Task directions.
Output the material below unchanged, apart from leaving out the pictures.

Material to process.
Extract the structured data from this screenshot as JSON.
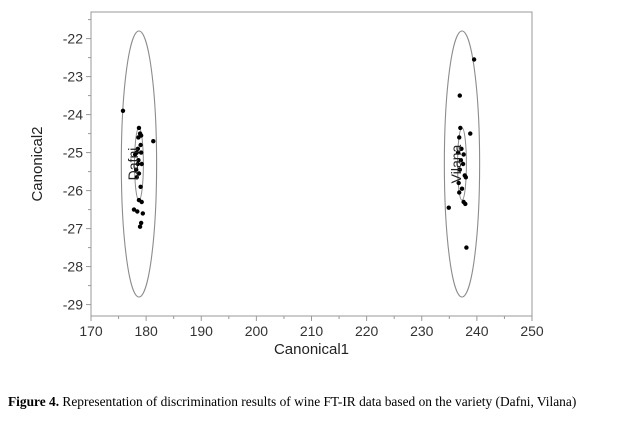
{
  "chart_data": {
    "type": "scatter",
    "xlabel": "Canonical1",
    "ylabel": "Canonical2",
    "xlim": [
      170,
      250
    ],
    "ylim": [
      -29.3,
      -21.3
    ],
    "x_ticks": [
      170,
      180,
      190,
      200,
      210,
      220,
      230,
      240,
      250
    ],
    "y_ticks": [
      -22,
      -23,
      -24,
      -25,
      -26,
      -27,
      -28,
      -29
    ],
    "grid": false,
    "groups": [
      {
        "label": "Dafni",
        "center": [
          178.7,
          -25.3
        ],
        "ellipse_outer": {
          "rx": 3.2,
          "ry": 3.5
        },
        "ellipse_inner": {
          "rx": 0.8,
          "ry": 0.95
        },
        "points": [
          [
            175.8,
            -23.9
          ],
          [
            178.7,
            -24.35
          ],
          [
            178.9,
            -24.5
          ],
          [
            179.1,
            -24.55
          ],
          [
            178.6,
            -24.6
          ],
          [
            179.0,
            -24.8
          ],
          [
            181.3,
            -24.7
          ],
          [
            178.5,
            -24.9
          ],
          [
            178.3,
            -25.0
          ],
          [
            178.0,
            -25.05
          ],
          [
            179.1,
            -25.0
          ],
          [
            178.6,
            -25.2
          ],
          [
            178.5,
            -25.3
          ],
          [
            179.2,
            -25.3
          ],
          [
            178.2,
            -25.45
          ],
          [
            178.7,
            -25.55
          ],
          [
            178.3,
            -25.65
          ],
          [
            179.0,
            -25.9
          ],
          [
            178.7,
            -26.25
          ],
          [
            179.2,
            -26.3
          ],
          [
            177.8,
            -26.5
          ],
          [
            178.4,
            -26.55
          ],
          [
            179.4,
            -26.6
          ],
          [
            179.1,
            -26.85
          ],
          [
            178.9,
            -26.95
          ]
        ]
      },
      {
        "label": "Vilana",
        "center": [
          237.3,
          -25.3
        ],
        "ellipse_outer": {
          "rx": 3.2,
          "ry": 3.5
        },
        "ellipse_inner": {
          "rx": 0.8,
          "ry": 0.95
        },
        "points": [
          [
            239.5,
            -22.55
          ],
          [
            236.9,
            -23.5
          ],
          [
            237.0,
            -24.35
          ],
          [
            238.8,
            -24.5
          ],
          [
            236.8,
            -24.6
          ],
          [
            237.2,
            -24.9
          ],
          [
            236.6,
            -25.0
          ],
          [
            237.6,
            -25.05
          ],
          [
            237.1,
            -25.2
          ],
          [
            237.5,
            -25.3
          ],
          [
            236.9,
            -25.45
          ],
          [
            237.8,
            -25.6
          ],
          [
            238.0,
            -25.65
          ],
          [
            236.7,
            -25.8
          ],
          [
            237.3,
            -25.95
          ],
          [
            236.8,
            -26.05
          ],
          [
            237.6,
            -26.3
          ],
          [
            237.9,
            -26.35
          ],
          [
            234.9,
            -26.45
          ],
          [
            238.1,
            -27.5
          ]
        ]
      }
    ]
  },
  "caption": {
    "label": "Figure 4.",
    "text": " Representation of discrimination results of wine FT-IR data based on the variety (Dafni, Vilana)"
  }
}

Solution for this problem.
Extract the structured data from this screenshot as JSON.
{
  "chart_data": {
    "type": "scatter",
    "xlabel": "Canonical1",
    "ylabel": "Canonical2",
    "xlim": [
      170,
      250
    ],
    "ylim": [
      -29.3,
      -21.3
    ],
    "x_ticks": [
      170,
      180,
      190,
      200,
      210,
      220,
      230,
      240,
      250
    ],
    "y_ticks": [
      -22,
      -23,
      -24,
      -25,
      -26,
      -27,
      -28,
      -29
    ],
    "grid": false,
    "groups": [
      {
        "label": "Dafni",
        "center": [
          178.7,
          -25.3
        ],
        "ellipse_outer": {
          "rx": 3.2,
          "ry": 3.5
        },
        "ellipse_inner": {
          "rx": 0.8,
          "ry": 0.95
        },
        "points": [
          [
            175.8,
            -23.9
          ],
          [
            178.7,
            -24.35
          ],
          [
            178.9,
            -24.5
          ],
          [
            179.1,
            -24.55
          ],
          [
            178.6,
            -24.6
          ],
          [
            179.0,
            -24.8
          ],
          [
            181.3,
            -24.7
          ],
          [
            178.5,
            -24.9
          ],
          [
            178.3,
            -25.0
          ],
          [
            178.0,
            -25.05
          ],
          [
            179.1,
            -25.0
          ],
          [
            178.6,
            -25.2
          ],
          [
            178.5,
            -25.3
          ],
          [
            179.2,
            -25.3
          ],
          [
            178.2,
            -25.45
          ],
          [
            178.7,
            -25.55
          ],
          [
            178.3,
            -25.65
          ],
          [
            179.0,
            -25.9
          ],
          [
            178.7,
            -26.25
          ],
          [
            179.2,
            -26.3
          ],
          [
            177.8,
            -26.5
          ],
          [
            178.4,
            -26.55
          ],
          [
            179.4,
            -26.6
          ],
          [
            179.1,
            -26.85
          ],
          [
            178.9,
            -26.95
          ]
        ]
      },
      {
        "label": "Vilana",
        "center": [
          237.3,
          -25.3
        ],
        "ellipse_outer": {
          "rx": 3.2,
          "ry": 3.5
        },
        "ellipse_inner": {
          "rx": 0.8,
          "ry": 0.95
        },
        "points": [
          [
            239.5,
            -22.55
          ],
          [
            236.9,
            -23.5
          ],
          [
            237.0,
            -24.35
          ],
          [
            238.8,
            -24.5
          ],
          [
            236.8,
            -24.6
          ],
          [
            237.2,
            -24.9
          ],
          [
            236.6,
            -25.0
          ],
          [
            237.6,
            -25.05
          ],
          [
            237.1,
            -25.2
          ],
          [
            237.5,
            -25.3
          ],
          [
            236.9,
            -25.45
          ],
          [
            237.8,
            -25.6
          ],
          [
            238.0,
            -25.65
          ],
          [
            236.7,
            -25.8
          ],
          [
            237.3,
            -25.95
          ],
          [
            236.8,
            -26.05
          ],
          [
            237.6,
            -26.3
          ],
          [
            237.9,
            -26.35
          ],
          [
            234.9,
            -26.45
          ],
          [
            238.1,
            -27.5
          ]
        ]
      }
    ]
  },
  "caption": {
    "label": "Figure 4.",
    "text": " Representation of discrimination results of wine FT-IR data based on the variety (Dafni, Vilana)"
  }
}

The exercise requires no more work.